- **Exercise description**:
Write out the whole listing again, exactly as given.

:: Provided entries

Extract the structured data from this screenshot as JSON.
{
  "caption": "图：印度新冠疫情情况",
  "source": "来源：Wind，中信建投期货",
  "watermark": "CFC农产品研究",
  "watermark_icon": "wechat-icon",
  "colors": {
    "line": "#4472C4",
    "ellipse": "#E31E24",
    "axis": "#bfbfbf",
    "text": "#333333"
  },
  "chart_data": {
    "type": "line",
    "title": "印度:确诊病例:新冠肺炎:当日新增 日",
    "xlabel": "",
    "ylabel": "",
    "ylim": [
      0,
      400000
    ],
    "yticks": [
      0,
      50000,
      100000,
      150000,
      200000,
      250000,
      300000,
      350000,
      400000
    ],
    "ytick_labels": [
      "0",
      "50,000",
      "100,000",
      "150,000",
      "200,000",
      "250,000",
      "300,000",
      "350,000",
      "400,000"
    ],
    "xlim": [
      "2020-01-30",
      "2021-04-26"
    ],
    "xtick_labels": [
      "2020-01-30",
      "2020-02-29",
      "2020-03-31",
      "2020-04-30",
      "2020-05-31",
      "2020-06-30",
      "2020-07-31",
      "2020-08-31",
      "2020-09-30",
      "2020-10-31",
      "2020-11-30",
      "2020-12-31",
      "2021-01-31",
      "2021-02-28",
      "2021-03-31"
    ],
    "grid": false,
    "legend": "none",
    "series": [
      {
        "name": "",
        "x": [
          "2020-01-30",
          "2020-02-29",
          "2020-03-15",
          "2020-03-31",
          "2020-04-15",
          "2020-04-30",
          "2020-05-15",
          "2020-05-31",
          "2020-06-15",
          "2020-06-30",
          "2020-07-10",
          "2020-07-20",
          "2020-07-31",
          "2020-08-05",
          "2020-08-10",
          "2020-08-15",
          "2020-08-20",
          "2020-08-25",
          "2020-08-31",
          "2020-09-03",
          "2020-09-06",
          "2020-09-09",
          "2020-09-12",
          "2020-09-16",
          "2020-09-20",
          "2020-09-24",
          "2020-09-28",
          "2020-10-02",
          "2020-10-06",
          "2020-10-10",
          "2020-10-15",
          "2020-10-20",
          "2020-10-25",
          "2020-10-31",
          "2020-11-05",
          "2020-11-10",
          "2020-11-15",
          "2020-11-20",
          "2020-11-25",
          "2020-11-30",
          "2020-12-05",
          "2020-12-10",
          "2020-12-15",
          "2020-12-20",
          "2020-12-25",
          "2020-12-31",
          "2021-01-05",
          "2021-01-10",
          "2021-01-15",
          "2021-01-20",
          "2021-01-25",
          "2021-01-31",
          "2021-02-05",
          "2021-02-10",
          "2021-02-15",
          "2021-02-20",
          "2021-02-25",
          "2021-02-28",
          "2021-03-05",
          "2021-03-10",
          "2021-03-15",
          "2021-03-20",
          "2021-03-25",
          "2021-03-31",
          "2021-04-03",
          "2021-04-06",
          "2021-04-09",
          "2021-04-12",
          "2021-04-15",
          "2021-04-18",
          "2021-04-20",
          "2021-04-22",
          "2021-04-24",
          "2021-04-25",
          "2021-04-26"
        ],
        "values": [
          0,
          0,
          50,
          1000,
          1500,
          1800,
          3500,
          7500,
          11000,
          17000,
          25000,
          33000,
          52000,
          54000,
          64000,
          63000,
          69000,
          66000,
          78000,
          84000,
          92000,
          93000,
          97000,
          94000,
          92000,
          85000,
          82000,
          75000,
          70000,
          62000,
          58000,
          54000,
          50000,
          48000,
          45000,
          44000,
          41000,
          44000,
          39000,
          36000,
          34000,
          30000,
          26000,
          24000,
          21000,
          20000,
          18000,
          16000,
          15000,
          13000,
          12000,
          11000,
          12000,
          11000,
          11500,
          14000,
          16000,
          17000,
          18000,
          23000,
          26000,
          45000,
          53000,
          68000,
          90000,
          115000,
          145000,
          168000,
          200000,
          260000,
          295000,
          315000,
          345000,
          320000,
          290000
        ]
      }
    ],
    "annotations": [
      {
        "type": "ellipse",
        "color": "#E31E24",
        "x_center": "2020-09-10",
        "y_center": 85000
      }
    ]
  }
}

::::

- **Final answer**:
Extract the structured data from this screenshot as JSON.
{
  "caption": "图：印度新冠疫情情况",
  "source": "来源：Wind，中信建投期货",
  "watermark": "CFC农产品研究",
  "watermark_icon": "wechat-icon",
  "colors": {
    "line": "#4472C4",
    "ellipse": "#E31E24",
    "axis": "#bfbfbf",
    "text": "#333333"
  },
  "chart_data": {
    "type": "line",
    "title": "印度:确诊病例:新冠肺炎:当日新增 日",
    "xlabel": "",
    "ylabel": "",
    "ylim": [
      0,
      400000
    ],
    "yticks": [
      0,
      50000,
      100000,
      150000,
      200000,
      250000,
      300000,
      350000,
      400000
    ],
    "ytick_labels": [
      "0",
      "50,000",
      "100,000",
      "150,000",
      "200,000",
      "250,000",
      "300,000",
      "350,000",
      "400,000"
    ],
    "xlim": [
      "2020-01-30",
      "2021-04-26"
    ],
    "xtick_labels": [
      "2020-01-30",
      "2020-02-29",
      "2020-03-31",
      "2020-04-30",
      "2020-05-31",
      "2020-06-30",
      "2020-07-31",
      "2020-08-31",
      "2020-09-30",
      "2020-10-31",
      "2020-11-30",
      "2020-12-31",
      "2021-01-31",
      "2021-02-28",
      "2021-03-31"
    ],
    "grid": false,
    "legend": "none",
    "series": [
      {
        "name": "",
        "x": [
          "2020-01-30",
          "2020-02-29",
          "2020-03-15",
          "2020-03-31",
          "2020-04-15",
          "2020-04-30",
          "2020-05-15",
          "2020-05-31",
          "2020-06-15",
          "2020-06-30",
          "2020-07-10",
          "2020-07-20",
          "2020-07-31",
          "2020-08-05",
          "2020-08-10",
          "2020-08-15",
          "2020-08-20",
          "2020-08-25",
          "2020-08-31",
          "2020-09-03",
          "2020-09-06",
          "2020-09-09",
          "2020-09-12",
          "2020-09-16",
          "2020-09-20",
          "2020-09-24",
          "2020-09-28",
          "2020-10-02",
          "2020-10-06",
          "2020-10-10",
          "2020-10-15",
          "2020-10-20",
          "2020-10-25",
          "2020-10-31",
          "2020-11-05",
          "2020-11-10",
          "2020-11-15",
          "2020-11-20",
          "2020-11-25",
          "2020-11-30",
          "2020-12-05",
          "2020-12-10",
          "2020-12-15",
          "2020-12-20",
          "2020-12-25",
          "2020-12-31",
          "2021-01-05",
          "2021-01-10",
          "2021-01-15",
          "2021-01-20",
          "2021-01-25",
          "2021-01-31",
          "2021-02-05",
          "2021-02-10",
          "2021-02-15",
          "2021-02-20",
          "2021-02-25",
          "2021-02-28",
          "2021-03-05",
          "2021-03-10",
          "2021-03-15",
          "2021-03-20",
          "2021-03-25",
          "2021-03-31",
          "2021-04-03",
          "2021-04-06",
          "2021-04-09",
          "2021-04-12",
          "2021-04-15",
          "2021-04-18",
          "2021-04-20",
          "2021-04-22",
          "2021-04-24",
          "2021-04-25",
          "2021-04-26"
        ],
        "values": [
          0,
          0,
          50,
          1000,
          1500,
          1800,
          3500,
          7500,
          11000,
          17000,
          25000,
          33000,
          52000,
          54000,
          64000,
          63000,
          69000,
          66000,
          78000,
          84000,
          92000,
          93000,
          97000,
          94000,
          92000,
          85000,
          82000,
          75000,
          70000,
          62000,
          58000,
          54000,
          50000,
          48000,
          45000,
          44000,
          41000,
          44000,
          39000,
          36000,
          34000,
          30000,
          26000,
          24000,
          21000,
          20000,
          18000,
          16000,
          15000,
          13000,
          12000,
          11000,
          12000,
          11000,
          11500,
          14000,
          16000,
          17000,
          18000,
          23000,
          26000,
          45000,
          53000,
          68000,
          90000,
          115000,
          145000,
          168000,
          200000,
          260000,
          295000,
          315000,
          345000,
          320000,
          290000
        ]
      }
    ],
    "annotations": [
      {
        "type": "ellipse",
        "color": "#E31E24",
        "x_center": "2020-09-10",
        "y_center": 85000
      }
    ]
  }
}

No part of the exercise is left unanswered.